*Data extract:*
----------
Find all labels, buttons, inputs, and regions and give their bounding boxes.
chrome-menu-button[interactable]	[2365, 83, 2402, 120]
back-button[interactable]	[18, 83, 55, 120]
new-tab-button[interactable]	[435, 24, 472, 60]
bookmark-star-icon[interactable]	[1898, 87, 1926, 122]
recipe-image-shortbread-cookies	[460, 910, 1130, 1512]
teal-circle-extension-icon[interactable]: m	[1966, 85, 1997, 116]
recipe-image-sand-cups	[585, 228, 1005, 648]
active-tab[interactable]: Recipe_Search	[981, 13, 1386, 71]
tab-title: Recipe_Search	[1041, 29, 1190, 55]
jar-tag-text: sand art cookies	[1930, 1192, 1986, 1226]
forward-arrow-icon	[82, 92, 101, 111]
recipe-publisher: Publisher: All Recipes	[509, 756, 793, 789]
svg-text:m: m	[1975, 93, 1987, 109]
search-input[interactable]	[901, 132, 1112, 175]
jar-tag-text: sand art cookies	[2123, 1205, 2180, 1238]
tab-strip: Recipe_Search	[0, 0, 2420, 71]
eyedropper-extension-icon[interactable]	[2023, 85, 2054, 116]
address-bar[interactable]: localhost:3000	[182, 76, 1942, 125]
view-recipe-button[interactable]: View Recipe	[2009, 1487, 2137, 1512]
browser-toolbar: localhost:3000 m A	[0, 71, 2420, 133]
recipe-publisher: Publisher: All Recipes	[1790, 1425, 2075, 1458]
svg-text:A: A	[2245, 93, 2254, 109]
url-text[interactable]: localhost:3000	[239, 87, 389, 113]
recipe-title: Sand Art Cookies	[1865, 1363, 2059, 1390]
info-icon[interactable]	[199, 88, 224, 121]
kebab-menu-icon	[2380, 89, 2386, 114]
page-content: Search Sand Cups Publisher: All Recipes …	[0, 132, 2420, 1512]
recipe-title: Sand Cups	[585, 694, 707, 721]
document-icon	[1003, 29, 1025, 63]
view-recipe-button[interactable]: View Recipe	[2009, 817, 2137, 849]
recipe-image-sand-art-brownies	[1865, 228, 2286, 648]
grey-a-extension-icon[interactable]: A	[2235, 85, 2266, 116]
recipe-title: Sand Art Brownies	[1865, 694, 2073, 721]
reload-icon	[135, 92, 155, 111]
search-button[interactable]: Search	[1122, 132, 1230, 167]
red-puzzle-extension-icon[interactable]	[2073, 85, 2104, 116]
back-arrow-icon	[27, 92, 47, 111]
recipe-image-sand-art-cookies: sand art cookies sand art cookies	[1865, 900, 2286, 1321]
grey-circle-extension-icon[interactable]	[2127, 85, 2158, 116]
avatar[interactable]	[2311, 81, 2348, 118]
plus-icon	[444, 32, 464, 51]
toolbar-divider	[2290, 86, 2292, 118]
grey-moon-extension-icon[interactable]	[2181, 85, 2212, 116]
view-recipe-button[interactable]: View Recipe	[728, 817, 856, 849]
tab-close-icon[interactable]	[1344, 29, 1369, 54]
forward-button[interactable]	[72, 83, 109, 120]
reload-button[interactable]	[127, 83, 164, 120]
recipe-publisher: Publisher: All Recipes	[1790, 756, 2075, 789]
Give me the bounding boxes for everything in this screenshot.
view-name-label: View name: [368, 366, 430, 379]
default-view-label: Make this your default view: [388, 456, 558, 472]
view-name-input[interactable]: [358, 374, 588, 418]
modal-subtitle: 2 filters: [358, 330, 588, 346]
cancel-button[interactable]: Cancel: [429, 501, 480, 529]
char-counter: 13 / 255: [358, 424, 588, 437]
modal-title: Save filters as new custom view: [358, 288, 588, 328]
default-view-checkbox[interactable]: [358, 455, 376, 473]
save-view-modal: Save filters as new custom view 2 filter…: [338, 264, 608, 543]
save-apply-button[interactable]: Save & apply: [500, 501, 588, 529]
----------
*Exercise aim:*
Extract every line of the data above and write each one out again word for word, changing nothing.

*Full output:*
Find all labels, buttons, inputs, and regions and give their bounding boxes.
chrome-menu-button[interactable]	[2365, 83, 2402, 120]
back-button[interactable]	[18, 83, 55, 120]
new-tab-button[interactable]	[435, 24, 472, 60]
bookmark-star-icon[interactable]	[1898, 87, 1926, 122]
recipe-image-shortbread-cookies	[460, 910, 1130, 1512]
teal-circle-extension-icon[interactable]: m	[1966, 85, 1997, 116]
recipe-image-sand-cups	[585, 228, 1005, 648]
active-tab[interactable]: Recipe_Search	[981, 13, 1386, 71]
tab-title: Recipe_Search	[1041, 29, 1190, 55]
jar-tag-text: sand art cookies	[1930, 1192, 1986, 1226]
forward-arrow-icon	[82, 92, 101, 111]
recipe-publisher: Publisher: All Recipes	[509, 756, 793, 789]
svg-text:m: m	[1975, 93, 1987, 109]
search-input[interactable]	[901, 132, 1112, 175]
jar-tag-text: sand art cookies	[2123, 1205, 2180, 1238]
tab-strip: Recipe_Search	[0, 0, 2420, 71]
eyedropper-extension-icon[interactable]	[2023, 85, 2054, 116]
address-bar[interactable]: localhost:3000	[182, 76, 1942, 125]
view-recipe-button[interactable]: View Recipe	[2009, 1487, 2137, 1512]
browser-toolbar: localhost:3000 m A	[0, 71, 2420, 133]
recipe-publisher: Publisher: All Recipes	[1790, 1425, 2075, 1458]
svg-text:A: A	[2245, 93, 2254, 109]
url-text[interactable]: localhost:3000	[239, 87, 389, 113]
recipe-title: Sand Art Cookies	[1865, 1363, 2059, 1390]
info-icon[interactable]	[199, 88, 224, 121]
kebab-menu-icon	[2380, 89, 2386, 114]
page-content: Search Sand Cups Publisher: All Recipes …	[0, 132, 2420, 1512]
recipe-title: Sand Cups	[585, 694, 707, 721]
document-icon	[1003, 29, 1025, 63]
view-recipe-button[interactable]: View Recipe	[2009, 817, 2137, 849]
recipe-image-sand-art-brownies	[1865, 228, 2286, 648]
grey-a-extension-icon[interactable]: A	[2235, 85, 2266, 116]
recipe-title: Sand Art Brownies	[1865, 694, 2073, 721]
reload-icon	[135, 92, 155, 111]
search-button[interactable]: Search	[1122, 132, 1230, 167]
red-puzzle-extension-icon[interactable]	[2073, 85, 2104, 116]
back-arrow-icon	[27, 92, 47, 111]
recipe-image-sand-art-cookies: sand art cookies sand art cookies	[1865, 900, 2286, 1321]
grey-circle-extension-icon[interactable]	[2127, 85, 2158, 116]
avatar[interactable]	[2311, 81, 2348, 118]
plus-icon	[444, 32, 464, 51]
toolbar-divider	[2290, 86, 2292, 118]
grey-moon-extension-icon[interactable]	[2181, 85, 2212, 116]
view-recipe-button[interactable]: View Recipe	[728, 817, 856, 849]
tab-close-icon[interactable]	[1344, 29, 1369, 54]
forward-button[interactable]	[72, 83, 109, 120]
reload-button[interactable]	[127, 83, 164, 120]
recipe-publisher: Publisher: All Recipes	[1790, 756, 2075, 789]
Give me the bounding boxes for everything in this screenshot.
view-name-label: View name: [368, 366, 430, 379]
default-view-label: Make this your default view: [388, 456, 558, 472]
view-name-input[interactable]: [358, 374, 588, 418]
modal-subtitle: 2 filters: [358, 330, 588, 346]
cancel-button[interactable]: Cancel: [429, 501, 480, 529]
char-counter: 13 / 255: [358, 424, 588, 437]
modal-title: Save filters as new custom view: [358, 288, 588, 328]
default-view-checkbox[interactable]: [358, 455, 376, 473]
save-view-modal: Save filters as new custom view 2 filter…: [338, 264, 608, 543]
save-apply-button[interactable]: Save & apply: [500, 501, 588, 529]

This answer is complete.